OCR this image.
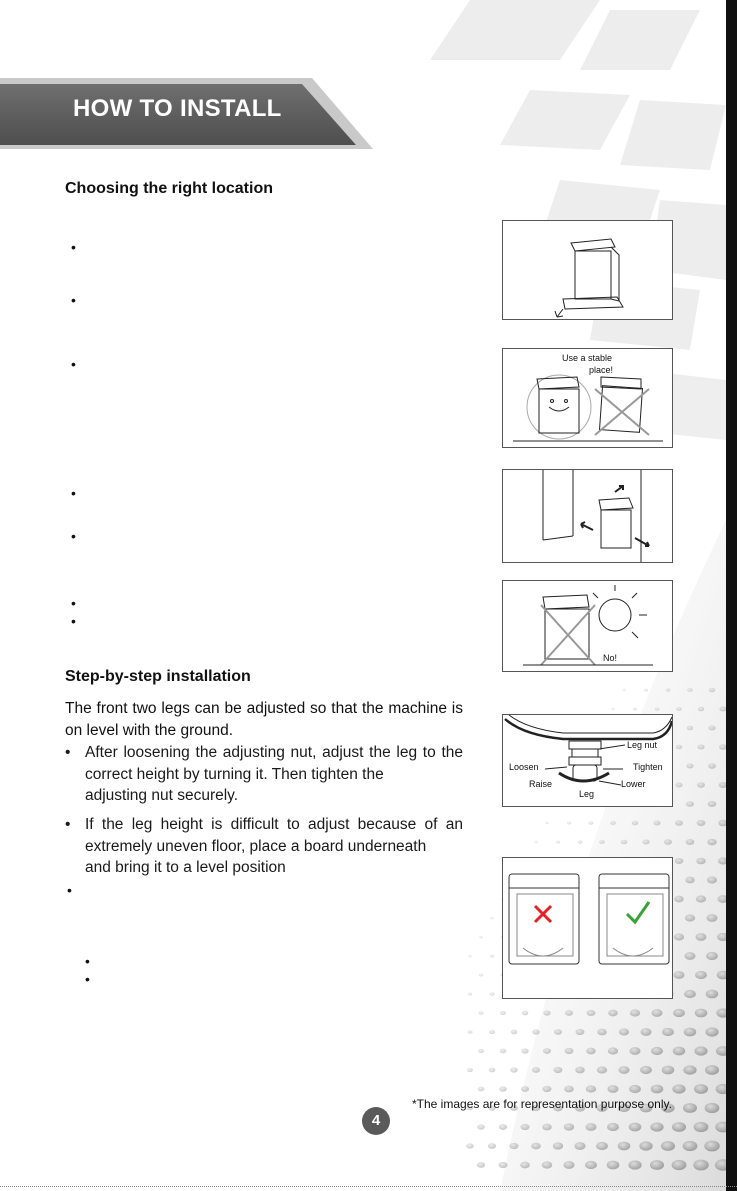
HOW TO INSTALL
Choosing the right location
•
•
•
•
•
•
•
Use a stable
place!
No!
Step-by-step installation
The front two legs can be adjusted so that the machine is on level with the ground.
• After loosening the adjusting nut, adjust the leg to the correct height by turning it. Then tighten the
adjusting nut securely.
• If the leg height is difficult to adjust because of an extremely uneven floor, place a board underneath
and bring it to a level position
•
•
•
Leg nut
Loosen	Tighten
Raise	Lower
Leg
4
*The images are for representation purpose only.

────────────────────────────────────────

#### What is expected
Take the entries shown above and quote them verbatim, passing over the pictures.

#### Task result
OCR this image.
HOW TO INSTALL
Choosing the right location
•
•
•
•
•
•
•
Use a stable
place!
No!
Step-by-step installation
The front two legs can be adjusted so that the machine is on level with the ground.
• After loosening the adjusting nut, adjust the leg to the correct height by turning it. Then tighten the
adjusting nut securely.
• If the leg height is difficult to adjust because of an extremely uneven floor, place a board underneath
and bring it to a level position
•
•
•
Leg nut
Loosen	Tighten
Raise	Lower
Leg
4
*The images are for representation purpose only.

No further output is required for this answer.